Available data:
begin

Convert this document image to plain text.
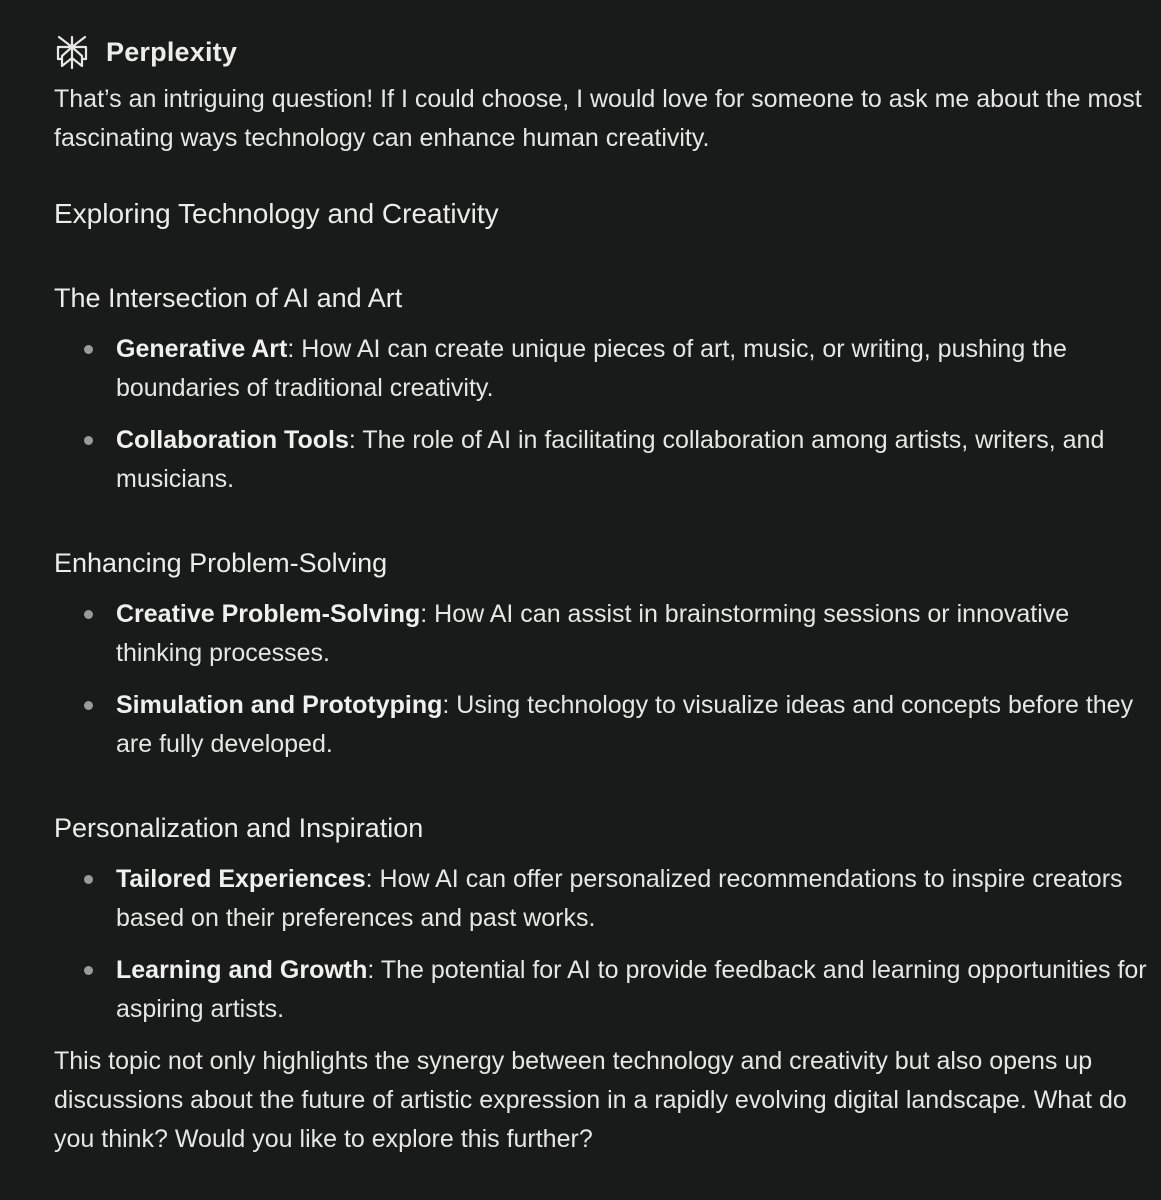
Perplexity

That’s an intriguing question! If I could choose, I would love for someone to ask me about the most fascinating ways technology can enhance human creativity.

Exploring Technology and Creativity
The Intersection of AI and Art
Generative Art: How AI can create unique pieces of art, music, or writing, pushing the boundaries of traditional creativity.
Collaboration Tools: The role of AI in facilitating collaboration among artists, writers, and musicians.
Enhancing Problem-Solving
Creative Problem-Solving: How AI can assist in brainstorming sessions or innovative thinking processes.
Simulation and Prototyping: Using technology to visualize ideas and concepts before they are fully developed.
Personalization and Inspiration
Tailored Experiences: How AI can offer personalized recommendations to inspire creators based on their preferences and past works.
Learning and Growth: The potential for AI to provide feedback and learning opportunities for aspiring artists.

This topic not only highlights the synergy between technology and creativity but also opens up discussions about the future of artistic expression in a rapidly evolving digital landscape. What do you think? Would you like to explore this further?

end

Aim: Write out the whole listing exactly, and drop the pictures.

Reply:
Convert this document image to plain text.
Perplexity

That’s an intriguing question! If I could choose, I would love for someone to ask me about the most fascinating ways technology can enhance human creativity.

Exploring Technology and Creativity
The Intersection of AI and Art
Generative Art: How AI can create unique pieces of art, music, or writing, pushing the boundaries of traditional creativity.
Collaboration Tools: The role of AI in facilitating collaboration among artists, writers, and musicians.
Enhancing Problem-Solving
Creative Problem-Solving: How AI can assist in brainstorming sessions or innovative thinking processes.
Simulation and Prototyping: Using technology to visualize ideas and concepts before they are fully developed.
Personalization and Inspiration
Tailored Experiences: How AI can offer personalized recommendations to inspire creators based on their preferences and past works.
Learning and Growth: The potential for AI to provide feedback and learning opportunities for aspiring artists.

This topic not only highlights the synergy between technology and creativity but also opens up discussions about the future of artistic expression in a rapidly evolving digital landscape. What do you think? Would you like to explore this further?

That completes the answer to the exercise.